+++ Items +++

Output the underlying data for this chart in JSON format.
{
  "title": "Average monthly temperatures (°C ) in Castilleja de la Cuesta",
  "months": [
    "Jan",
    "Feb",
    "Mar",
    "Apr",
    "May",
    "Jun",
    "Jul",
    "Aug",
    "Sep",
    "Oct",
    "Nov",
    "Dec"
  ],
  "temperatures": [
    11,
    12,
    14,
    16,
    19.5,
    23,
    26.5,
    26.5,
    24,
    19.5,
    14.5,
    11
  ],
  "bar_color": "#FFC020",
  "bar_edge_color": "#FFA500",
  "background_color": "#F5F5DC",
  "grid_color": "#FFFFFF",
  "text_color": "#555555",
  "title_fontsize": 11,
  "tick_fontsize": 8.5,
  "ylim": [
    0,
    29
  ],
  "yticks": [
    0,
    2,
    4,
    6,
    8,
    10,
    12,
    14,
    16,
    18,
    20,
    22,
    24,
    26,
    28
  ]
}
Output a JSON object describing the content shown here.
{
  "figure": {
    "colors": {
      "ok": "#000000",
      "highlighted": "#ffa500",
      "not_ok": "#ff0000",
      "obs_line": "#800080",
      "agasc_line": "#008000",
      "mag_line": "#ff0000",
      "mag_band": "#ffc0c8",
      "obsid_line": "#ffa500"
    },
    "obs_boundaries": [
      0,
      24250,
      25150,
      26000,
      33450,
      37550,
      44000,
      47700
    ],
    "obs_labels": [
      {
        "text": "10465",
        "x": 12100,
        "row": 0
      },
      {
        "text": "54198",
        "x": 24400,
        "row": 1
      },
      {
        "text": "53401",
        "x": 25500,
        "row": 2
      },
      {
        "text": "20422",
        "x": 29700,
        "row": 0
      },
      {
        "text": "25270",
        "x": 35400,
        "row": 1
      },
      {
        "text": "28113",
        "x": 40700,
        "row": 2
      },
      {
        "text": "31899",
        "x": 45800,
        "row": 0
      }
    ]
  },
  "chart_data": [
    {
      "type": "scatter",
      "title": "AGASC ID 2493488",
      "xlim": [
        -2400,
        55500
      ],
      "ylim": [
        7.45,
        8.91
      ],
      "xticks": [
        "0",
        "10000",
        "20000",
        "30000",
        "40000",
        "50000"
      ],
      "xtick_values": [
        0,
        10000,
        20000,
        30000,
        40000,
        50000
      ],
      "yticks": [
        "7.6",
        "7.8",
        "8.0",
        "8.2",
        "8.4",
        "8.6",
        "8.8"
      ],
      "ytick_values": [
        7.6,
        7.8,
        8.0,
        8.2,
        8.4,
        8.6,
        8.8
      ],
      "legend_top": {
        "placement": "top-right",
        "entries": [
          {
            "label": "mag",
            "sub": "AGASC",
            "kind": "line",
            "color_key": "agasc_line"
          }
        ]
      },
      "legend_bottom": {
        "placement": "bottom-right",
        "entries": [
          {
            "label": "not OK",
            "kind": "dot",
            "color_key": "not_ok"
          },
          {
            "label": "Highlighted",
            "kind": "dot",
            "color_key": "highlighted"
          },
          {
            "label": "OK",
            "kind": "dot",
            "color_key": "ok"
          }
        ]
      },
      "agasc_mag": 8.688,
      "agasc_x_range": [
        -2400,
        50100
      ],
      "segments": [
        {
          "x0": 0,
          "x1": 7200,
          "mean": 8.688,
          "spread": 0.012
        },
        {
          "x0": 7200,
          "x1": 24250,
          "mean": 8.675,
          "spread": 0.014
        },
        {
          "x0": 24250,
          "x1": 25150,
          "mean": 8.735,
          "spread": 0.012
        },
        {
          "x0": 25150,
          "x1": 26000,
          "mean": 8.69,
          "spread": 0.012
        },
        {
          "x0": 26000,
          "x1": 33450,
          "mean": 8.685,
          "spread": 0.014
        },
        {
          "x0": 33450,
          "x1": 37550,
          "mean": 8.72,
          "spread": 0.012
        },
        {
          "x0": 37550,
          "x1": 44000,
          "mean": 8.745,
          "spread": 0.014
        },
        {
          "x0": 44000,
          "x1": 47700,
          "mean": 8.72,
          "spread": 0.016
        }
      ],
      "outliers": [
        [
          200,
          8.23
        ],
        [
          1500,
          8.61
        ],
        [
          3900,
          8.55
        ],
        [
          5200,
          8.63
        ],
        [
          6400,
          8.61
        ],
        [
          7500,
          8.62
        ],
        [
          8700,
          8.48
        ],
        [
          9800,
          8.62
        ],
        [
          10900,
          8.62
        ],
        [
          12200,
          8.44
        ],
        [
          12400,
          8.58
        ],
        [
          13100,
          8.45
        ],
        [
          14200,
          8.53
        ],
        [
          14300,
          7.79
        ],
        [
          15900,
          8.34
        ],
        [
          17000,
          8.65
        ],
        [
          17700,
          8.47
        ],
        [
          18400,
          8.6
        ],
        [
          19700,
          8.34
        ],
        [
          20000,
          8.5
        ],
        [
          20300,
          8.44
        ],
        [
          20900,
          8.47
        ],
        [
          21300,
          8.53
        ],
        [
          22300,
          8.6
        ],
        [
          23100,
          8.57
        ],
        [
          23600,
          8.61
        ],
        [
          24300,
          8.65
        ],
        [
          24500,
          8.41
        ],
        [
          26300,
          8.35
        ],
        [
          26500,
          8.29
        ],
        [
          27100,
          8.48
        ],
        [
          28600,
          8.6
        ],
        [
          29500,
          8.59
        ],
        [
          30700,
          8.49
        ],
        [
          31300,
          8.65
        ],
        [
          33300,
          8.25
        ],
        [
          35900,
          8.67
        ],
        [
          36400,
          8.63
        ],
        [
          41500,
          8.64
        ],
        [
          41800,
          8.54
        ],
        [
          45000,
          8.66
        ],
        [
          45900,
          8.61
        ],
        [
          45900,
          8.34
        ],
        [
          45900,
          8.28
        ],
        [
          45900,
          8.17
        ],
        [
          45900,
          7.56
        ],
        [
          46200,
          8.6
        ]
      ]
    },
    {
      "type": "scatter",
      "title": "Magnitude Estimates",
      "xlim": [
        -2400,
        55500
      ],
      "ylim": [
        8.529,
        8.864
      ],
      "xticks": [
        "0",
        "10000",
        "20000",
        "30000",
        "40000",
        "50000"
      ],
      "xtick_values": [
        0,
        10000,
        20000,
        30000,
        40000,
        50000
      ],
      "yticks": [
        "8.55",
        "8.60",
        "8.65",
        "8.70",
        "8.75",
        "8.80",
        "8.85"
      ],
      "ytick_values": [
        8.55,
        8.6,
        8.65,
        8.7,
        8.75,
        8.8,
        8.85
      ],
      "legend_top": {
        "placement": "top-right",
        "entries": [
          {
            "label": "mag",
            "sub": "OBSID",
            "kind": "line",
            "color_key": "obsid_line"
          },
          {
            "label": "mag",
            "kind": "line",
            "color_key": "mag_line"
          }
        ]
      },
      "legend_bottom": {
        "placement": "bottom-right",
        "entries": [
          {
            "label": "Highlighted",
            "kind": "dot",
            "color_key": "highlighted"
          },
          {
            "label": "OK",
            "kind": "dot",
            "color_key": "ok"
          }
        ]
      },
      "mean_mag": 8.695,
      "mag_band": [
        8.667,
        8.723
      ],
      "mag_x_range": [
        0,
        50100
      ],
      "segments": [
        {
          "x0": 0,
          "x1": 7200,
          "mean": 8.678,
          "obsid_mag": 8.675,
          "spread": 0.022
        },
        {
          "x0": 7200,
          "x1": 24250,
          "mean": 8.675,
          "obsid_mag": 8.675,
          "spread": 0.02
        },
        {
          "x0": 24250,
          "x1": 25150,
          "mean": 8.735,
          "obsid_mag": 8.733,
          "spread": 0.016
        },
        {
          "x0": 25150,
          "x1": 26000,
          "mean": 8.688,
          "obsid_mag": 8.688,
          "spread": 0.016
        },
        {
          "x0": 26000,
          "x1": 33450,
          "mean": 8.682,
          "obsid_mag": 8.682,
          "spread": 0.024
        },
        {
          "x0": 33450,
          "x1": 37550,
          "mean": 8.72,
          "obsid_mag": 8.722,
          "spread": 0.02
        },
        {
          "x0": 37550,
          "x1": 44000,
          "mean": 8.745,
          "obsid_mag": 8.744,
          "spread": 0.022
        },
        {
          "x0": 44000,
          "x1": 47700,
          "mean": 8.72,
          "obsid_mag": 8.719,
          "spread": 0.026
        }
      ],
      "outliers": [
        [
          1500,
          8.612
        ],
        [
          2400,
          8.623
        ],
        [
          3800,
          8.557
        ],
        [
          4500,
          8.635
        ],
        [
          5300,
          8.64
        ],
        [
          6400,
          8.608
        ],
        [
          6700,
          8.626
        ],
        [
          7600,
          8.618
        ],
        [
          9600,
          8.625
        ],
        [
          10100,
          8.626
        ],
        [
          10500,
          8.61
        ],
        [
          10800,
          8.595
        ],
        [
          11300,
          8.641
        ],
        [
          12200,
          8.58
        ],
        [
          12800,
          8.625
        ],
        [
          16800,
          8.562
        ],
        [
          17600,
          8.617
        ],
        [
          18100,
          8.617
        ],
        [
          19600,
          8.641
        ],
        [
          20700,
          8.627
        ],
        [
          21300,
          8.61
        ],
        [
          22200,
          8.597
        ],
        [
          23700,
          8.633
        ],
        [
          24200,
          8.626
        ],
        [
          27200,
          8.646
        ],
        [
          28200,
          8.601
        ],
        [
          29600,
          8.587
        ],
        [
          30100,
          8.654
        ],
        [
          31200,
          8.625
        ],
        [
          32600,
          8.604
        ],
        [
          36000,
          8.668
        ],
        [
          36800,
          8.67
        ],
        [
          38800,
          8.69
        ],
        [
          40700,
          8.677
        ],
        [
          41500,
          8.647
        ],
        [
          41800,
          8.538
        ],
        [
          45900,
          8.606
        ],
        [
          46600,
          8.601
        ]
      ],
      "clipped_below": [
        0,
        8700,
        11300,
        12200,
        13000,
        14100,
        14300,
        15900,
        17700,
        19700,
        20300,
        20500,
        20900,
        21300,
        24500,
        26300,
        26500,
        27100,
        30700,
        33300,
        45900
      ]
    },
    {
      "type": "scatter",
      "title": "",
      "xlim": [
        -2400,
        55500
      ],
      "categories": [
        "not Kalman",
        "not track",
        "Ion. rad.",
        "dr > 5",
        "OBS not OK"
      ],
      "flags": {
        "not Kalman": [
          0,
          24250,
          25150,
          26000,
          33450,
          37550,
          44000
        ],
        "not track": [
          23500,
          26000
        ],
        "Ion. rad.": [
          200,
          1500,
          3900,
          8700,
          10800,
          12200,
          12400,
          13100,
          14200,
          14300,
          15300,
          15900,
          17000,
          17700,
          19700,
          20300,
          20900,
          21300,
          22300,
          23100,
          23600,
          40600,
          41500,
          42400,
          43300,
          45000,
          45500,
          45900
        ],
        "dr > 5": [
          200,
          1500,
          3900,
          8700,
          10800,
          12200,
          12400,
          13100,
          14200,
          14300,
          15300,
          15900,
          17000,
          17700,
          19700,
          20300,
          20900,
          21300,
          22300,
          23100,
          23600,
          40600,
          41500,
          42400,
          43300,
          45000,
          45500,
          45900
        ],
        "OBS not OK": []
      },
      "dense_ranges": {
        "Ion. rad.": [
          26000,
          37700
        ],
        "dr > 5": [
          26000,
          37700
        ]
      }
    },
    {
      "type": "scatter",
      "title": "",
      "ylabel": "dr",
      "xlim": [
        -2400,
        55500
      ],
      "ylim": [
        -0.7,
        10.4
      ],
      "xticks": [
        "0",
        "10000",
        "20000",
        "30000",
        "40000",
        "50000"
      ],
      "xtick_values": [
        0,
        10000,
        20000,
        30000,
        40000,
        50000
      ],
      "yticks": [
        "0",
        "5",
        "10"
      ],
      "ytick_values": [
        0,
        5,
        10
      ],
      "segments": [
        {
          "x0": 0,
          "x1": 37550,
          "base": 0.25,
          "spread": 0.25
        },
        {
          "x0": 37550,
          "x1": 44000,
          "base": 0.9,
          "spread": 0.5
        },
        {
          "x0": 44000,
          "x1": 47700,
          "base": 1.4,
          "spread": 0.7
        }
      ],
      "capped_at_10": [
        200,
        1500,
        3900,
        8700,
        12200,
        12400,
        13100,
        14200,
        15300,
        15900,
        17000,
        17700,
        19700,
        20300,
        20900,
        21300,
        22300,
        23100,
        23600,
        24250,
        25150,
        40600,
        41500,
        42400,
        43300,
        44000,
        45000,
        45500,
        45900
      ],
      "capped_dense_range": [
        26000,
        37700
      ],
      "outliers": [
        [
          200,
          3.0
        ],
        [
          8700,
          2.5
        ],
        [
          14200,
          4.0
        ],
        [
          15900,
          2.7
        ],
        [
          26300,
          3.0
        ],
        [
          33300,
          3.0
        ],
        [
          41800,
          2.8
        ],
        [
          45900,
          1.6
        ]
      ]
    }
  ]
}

+++

In the entries above, some lines may contain the string "JSON"; report how many, without additional comment.

### Task answer
2